UN to blast North Korea over failed rocket launch

The UN security council has agreed a statement on North Korea’s failed rocket launch which it will release on Monday, diplomats said.

The so-called “presidential statement” was finalised during talks at the weekend between the 15-members of the council.

Unlike resolutions, council statements are not voted on but are adopted unanimously.

The security council initially “deplored” the launch as a breach of UN sanctions resolutions, in the hours after the rocket disintegrated over the Yellow Sea. US ambassador Susan Rice, the council president, said an “appropriate” follow-up response was being negotiated.

“Agreement has now been reached, the presidential statement will come out Monday,” one council diplomat told Agence France-Presse on condition of anonymity.

The security council agreed on sanctions against the isolated North in 2006 and 2009 after it staged nuclear weapons tests. There are now fears that the communist state could stage a new nuclear test.

After days of closed-door haggling, the council was hoping to adopt a statement condemning the botched rocket launch and suggesting an expansion of a UN blacklist of North Korean firms and individuals, envoys said.

Set task 1. In the article on North Korea's failed rocket launch, over which body of water did the rocket disintegrate?
Set task 2. Continue the article on North Korea's failed rocket launch from the point where it ends.
The data that comes next is not needed.

Data provided.
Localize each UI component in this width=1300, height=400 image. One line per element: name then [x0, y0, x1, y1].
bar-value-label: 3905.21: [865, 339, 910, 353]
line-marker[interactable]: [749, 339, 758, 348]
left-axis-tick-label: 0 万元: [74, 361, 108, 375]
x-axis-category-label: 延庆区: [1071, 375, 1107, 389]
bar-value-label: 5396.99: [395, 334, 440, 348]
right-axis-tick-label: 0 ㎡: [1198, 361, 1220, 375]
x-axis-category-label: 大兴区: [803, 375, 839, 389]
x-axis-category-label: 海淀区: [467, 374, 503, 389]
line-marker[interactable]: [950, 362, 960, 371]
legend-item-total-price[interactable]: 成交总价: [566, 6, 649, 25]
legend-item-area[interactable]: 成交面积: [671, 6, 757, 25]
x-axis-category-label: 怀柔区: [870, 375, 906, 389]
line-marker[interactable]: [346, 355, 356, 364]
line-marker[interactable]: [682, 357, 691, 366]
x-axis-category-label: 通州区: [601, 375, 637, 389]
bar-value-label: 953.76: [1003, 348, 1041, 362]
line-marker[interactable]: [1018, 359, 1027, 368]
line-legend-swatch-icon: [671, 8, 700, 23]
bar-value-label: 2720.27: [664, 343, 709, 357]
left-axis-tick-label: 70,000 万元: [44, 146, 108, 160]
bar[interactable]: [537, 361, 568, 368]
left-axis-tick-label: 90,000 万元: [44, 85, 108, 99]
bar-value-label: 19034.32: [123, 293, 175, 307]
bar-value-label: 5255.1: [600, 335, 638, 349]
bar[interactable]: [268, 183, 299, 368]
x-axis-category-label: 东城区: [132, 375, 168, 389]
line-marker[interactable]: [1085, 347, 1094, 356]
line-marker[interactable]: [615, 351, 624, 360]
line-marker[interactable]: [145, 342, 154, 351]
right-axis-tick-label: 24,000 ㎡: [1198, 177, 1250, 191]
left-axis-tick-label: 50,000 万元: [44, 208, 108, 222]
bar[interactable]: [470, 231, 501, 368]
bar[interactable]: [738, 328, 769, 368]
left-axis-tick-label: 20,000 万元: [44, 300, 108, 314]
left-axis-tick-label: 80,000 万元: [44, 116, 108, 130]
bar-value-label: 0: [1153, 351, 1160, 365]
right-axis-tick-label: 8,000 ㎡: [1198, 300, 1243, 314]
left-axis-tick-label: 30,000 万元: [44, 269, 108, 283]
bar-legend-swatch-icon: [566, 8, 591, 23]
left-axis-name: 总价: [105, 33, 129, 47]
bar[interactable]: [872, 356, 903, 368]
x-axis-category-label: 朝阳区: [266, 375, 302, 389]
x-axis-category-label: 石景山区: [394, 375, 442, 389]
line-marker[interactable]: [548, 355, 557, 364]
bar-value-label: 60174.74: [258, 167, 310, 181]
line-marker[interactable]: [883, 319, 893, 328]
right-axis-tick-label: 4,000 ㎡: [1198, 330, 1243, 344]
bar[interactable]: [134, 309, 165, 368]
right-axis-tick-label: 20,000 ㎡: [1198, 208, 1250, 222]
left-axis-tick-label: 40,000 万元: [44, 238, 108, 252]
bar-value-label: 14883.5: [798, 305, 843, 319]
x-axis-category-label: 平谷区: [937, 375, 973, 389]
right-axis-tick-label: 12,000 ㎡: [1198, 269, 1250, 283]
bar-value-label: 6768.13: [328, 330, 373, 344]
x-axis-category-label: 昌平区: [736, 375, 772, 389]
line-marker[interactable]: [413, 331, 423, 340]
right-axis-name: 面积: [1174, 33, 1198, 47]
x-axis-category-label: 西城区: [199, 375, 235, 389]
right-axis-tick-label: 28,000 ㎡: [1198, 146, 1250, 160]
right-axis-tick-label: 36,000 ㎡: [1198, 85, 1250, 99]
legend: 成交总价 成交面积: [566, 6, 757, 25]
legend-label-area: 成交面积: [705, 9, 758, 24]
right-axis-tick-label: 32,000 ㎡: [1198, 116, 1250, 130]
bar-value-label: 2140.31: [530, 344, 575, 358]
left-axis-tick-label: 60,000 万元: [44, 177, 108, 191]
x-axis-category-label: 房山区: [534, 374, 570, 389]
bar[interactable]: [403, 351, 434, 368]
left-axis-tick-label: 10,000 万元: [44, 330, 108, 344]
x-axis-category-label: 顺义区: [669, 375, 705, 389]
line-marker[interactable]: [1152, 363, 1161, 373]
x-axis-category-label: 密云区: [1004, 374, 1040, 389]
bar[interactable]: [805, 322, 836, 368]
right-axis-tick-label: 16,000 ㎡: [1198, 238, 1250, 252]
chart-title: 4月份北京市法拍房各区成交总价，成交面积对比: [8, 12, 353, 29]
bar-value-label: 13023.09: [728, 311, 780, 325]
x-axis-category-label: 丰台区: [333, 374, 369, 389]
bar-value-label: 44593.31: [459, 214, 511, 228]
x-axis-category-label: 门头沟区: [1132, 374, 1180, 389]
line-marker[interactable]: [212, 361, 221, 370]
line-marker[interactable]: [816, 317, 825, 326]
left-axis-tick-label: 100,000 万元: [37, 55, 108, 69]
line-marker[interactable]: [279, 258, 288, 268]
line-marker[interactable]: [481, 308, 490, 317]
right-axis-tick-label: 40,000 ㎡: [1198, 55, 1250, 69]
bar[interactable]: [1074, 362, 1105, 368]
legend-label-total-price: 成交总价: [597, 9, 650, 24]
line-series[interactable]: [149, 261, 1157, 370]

Written answer 1. The Yellow Sea.

Written answer 2.
Failure to launch
Diplomats told Reuters on condition of anonymity that China, North Korea’s closest ally, was pushing for a softer rebuke than the one favoured by the United States, which holds this month’s security council presidency.

UN secretary general Ban Ki-moon, a former South Korean foreign minister, has also deplored the rocket launch.

North Korea admitted its long-range rocket failed to deliver a satellite into orbit on Friday while US and South Korean officials said it crashed into the sea a few minutes after launch.

Diplomats said no council member had pushed the idea of imposing new sanctions on Pyongyang in retaliation for the launch, something China and Russia would have opposed.

But they said the draft statement does urge the security council’s North Korea sanctions committee to consider adding new names to an existing UN blacklist of firms and individuals linked to Pyongyang’s nuclear and missile industries.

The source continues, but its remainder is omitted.